JOBS:
a) Repeat word for word the part of the 1869 court opinion that opens with the words containing "On the facts" and closes with "by the court.".
b) In the 1869 court opinion, what considerations did the deeds from the defendants' vendors show on their face?
c) Carry the 1869 court opinion forward from its final sentence.

QUOTED PASSAGE:
════════════════

The opinion of the court was delivered, May 11th 1869, by THOMPSON, C. J.

A great point of contest on the trial below was as to the capacity in which the defendants acted in acquiring the territory on which operations in mining for oil were to be inaugurated and carried on by a company intended to be formed; and whether they professed to their associates and the public that they had purchased it for the company and were conveying it to the company at original cost, content like other shareholders to take their chance of profits out of the stock to be issued. There was much testimony on the point, tending to prove these to have been their representations. Besides the deeds from their vendors, which exhibited on their face as considerations paid, sums greatly in excess of those actually paid, prospectuses were issued by them in connection with their associates for circulation and publication in newspapers, representing that the lands acquired were obtained at first cost from the vendors. All the testimony on this point received by the court, was submitted to the jury with full and explicit instructions, by the learned judge trying the case. In these instructions was contained the principle accurately announced, that if the defendants in fact acted as agents of the company in acquiring the property, they could not charge a profit as against their principal. Nor was their position any better if they assumed so to act without precedent authority, if their doings were accepted as the acts of agents by the association or company. If in order to get up a company they represented themselves as having acted for the association to be formed, and proposed to sell at the same prices they paid, and their purchases were taken on these representations, and stockholders invested in a reliance upon them, it would be a fraud on the company, and all others interested, to allow them to retain the large profits paid them by the company in ignorance of the true sums actually advanced.

On the facts as submitted, the jury found against the defendants, and we are now to see whether there was any error in the law as laid down by the court.

════════════════

ENTRIES PROVIDED:
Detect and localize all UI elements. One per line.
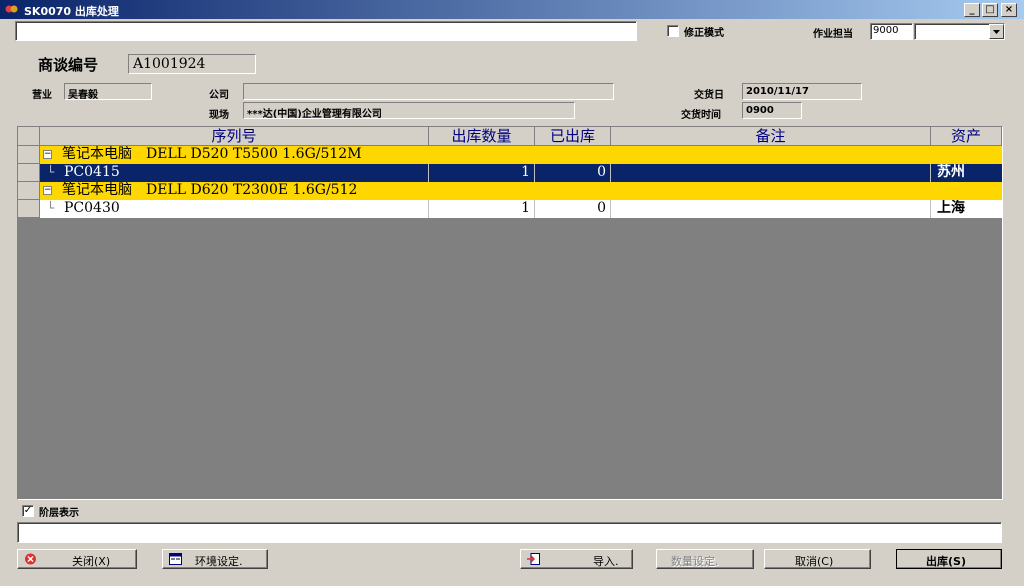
cell-note[interactable]	[611, 200, 931, 218]
operator-code-field[interactable]: 9000	[870, 23, 913, 40]
close-button-label: 关闭(X)	[72, 555, 111, 568]
group-row[interactable]: − 笔记本电脑 DELL D520 T5500 1.6G/512M	[18, 146, 1002, 164]
cell-shipped[interactable]: 0	[535, 164, 611, 182]
hierarchy-checkbox[interactable]: ✓	[22, 505, 34, 517]
ship-button[interactable]: 出库(S)	[896, 549, 1002, 569]
site-value: ***达(中国)企业管理有限公司	[247, 109, 382, 119]
ship-label: 出库(S)	[926, 555, 966, 568]
maximize-button[interactable]: □	[982, 3, 998, 17]
import-label: 导入.	[593, 555, 619, 568]
col-header-serial[interactable]: 序列号	[40, 127, 429, 146]
sales-value: 吴春毅	[68, 90, 98, 100]
close-button[interactable]: 关闭(X)	[17, 549, 137, 569]
deal-no-field: A1001924	[128, 54, 256, 74]
deal-no-value: A1001924	[133, 56, 206, 72]
delivery-time-label: 交货时间	[681, 110, 721, 121]
row-selector[interactable]	[18, 200, 40, 218]
col-header-qty[interactable]: 出库数量	[429, 127, 535, 146]
title-bar[interactable]: SK0070 出库处理 _ □ ×	[0, 0, 1024, 19]
cell-qty[interactable]: 1	[429, 164, 535, 182]
import-icon	[527, 553, 540, 565]
company-field	[243, 83, 614, 100]
cancel-label: 取消(C)	[795, 555, 834, 568]
table-row[interactable]: └ PC0430 1 0 上海	[18, 200, 1002, 218]
cell-asset[interactable]: 上海	[931, 200, 1002, 218]
delivery-date-label: 交货日	[694, 90, 724, 101]
row-selector[interactable]	[18, 146, 40, 164]
delivery-time-value: 0900	[746, 105, 774, 116]
close-window-button[interactable]: ×	[1001, 3, 1017, 17]
row-selector[interactable]	[18, 182, 40, 200]
col-header-asset[interactable]: 资产	[931, 127, 1002, 146]
qty-setting-button[interactable]: 数量设定.	[656, 549, 754, 569]
shipment-grid[interactable]: 序列号 出库数量 已出库 备注 资产 − 笔记本电脑 DELL D520 T55…	[17, 126, 1003, 500]
site-label: 现场	[209, 110, 229, 121]
chevron-down-icon	[993, 30, 1000, 34]
group-row[interactable]: − 笔记本电脑 DELL D620 T2300E 1.6G/512	[18, 182, 1002, 200]
dropdown-button[interactable]	[989, 24, 1004, 39]
env-settings-label: 环境设定.	[195, 555, 243, 568]
correction-mode-label: 修正模式	[684, 28, 724, 39]
delivery-time-field: 0900	[742, 102, 802, 119]
group-title: 笔记本电脑 DELL D520 T5500 1.6G/512M	[62, 146, 362, 162]
cell-shipped[interactable]: 0	[535, 200, 611, 218]
operator-select[interactable]	[914, 23, 1005, 40]
scan-input[interactable]	[15, 21, 637, 41]
sales-field: 吴春毅	[64, 83, 152, 100]
company-label: 公司	[209, 90, 229, 101]
delivery-date-value: 2010/11/17	[746, 86, 809, 97]
cell-serial[interactable]: PC0430	[40, 200, 429, 218]
deal-no-label: 商谈编号	[38, 56, 99, 74]
app-icon	[5, 5, 18, 13]
collapse-icon[interactable]: −	[43, 150, 52, 159]
sales-label: 营业	[32, 90, 52, 101]
operator-label: 作业担当	[813, 29, 853, 40]
cell-serial[interactable]: PC0415	[40, 164, 429, 182]
settings-window-icon	[169, 553, 182, 565]
col-header-note[interactable]: 备注	[611, 127, 931, 146]
group-title: 笔记本电脑 DELL D620 T2300E 1.6G/512	[62, 182, 358, 198]
message-field	[17, 522, 1002, 543]
window-title: SK0070 出库处理	[24, 5, 119, 18]
cell-note[interactable]	[611, 164, 931, 182]
qty-setting-label: 数量设定.	[671, 555, 719, 568]
env-settings-button[interactable]: 环境设定.	[162, 549, 268, 569]
cancel-button[interactable]: 取消(C)	[764, 549, 871, 569]
minimize-button[interactable]: _	[964, 3, 980, 17]
delivery-date-field: 2010/11/17	[742, 83, 862, 100]
close-circle-icon	[25, 553, 36, 565]
cell-qty[interactable]: 1	[429, 200, 535, 218]
correction-mode-checkbox[interactable]	[667, 25, 679, 37]
grid-corner	[18, 127, 40, 146]
table-row[interactable]: └ PC0415 1 0 苏州	[18, 164, 1002, 182]
operator-code-value: 9000	[873, 25, 899, 36]
row-selector[interactable]	[18, 164, 40, 182]
cell-asset[interactable]: 苏州	[931, 164, 1002, 182]
collapse-icon[interactable]: −	[43, 186, 52, 195]
hierarchy-label: 阶层表示	[39, 508, 79, 519]
site-field: ***达(中国)企业管理有限公司	[243, 102, 575, 119]
col-header-shipped[interactable]: 已出库	[535, 127, 611, 146]
import-button[interactable]: 导入.	[520, 549, 633, 569]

════════════════

RESPONSES:
a)
On the facts as submitted, the jury found against the defendants, and we are now to see whether there was any error in the law as laid down by the court.

b) Sums greatly in excess of those actually paid.

c)
In Lindley on Part. 497, the principles arising on facts like those referred to, are very succinctly stated. The language of the learned author, after stating the rule that neither partners nor directors of a company are at liberty to make individual profits out of the business of the concern without the knowledge and assent of associates, says: "The rule under consideration is peculiarly applicable to transactions which precede the formation of a company or partnership. Judging from recent events and disclosures, nothing seems more common than for a person in getting up a company to obtain for the company property of which it is in want, and try and make the company pay him more than he gave for it. Such a transaction can never stand. There may undoubtedly be a valid sale to a company by persons engaged in getting it up; but once let it be shown that the alleged vendor obtained the property when it was his duty to obtain it for the company, and it immediately follows that he cannot, without the fullest disclosure on his part, charge the company with more than he actually gave." To the same effect also is the opinion of Sir J. Romilly, M. R., in The Bank of London v. Tyrrell, 5 Jurist, N. S. 924. See also the same principle in the Great Luxembourg R. R. Co. v. Magney, 25 Beav. 586.

The principle is undoubtedly the same where parties profess to have acted for a company and their purchases have been accepted on representations that they were made for it. In one or the other of these attitudes, namely, as agents of a company to be gotten up, or as having professed so to have acted, the jury must have found they stood. In either, it seems clear, they could not legally retain the advance price on the property which they received.

To ascertain whether the result arrived at through the finding of the jury is to stand, we will consider first the exceptions to the ruling of the court on points of evidence:

1. The exception to the exclusion of a portion of W. L. Humphrey's deposition, was not much insisted on in argument, nor could it well have been, and we dismiss it without further notice.

2. The 2d and 3d exceptions relate to reception in evidence of the prospectuses of the Vulcan Oil Company, published on the 27th November and the 17th December 1864. We think they were admissible, without doubt, in the circumstances of the case. Notwithstanding the action was in form ex contractu, yet it could only be successfully maintained by showing...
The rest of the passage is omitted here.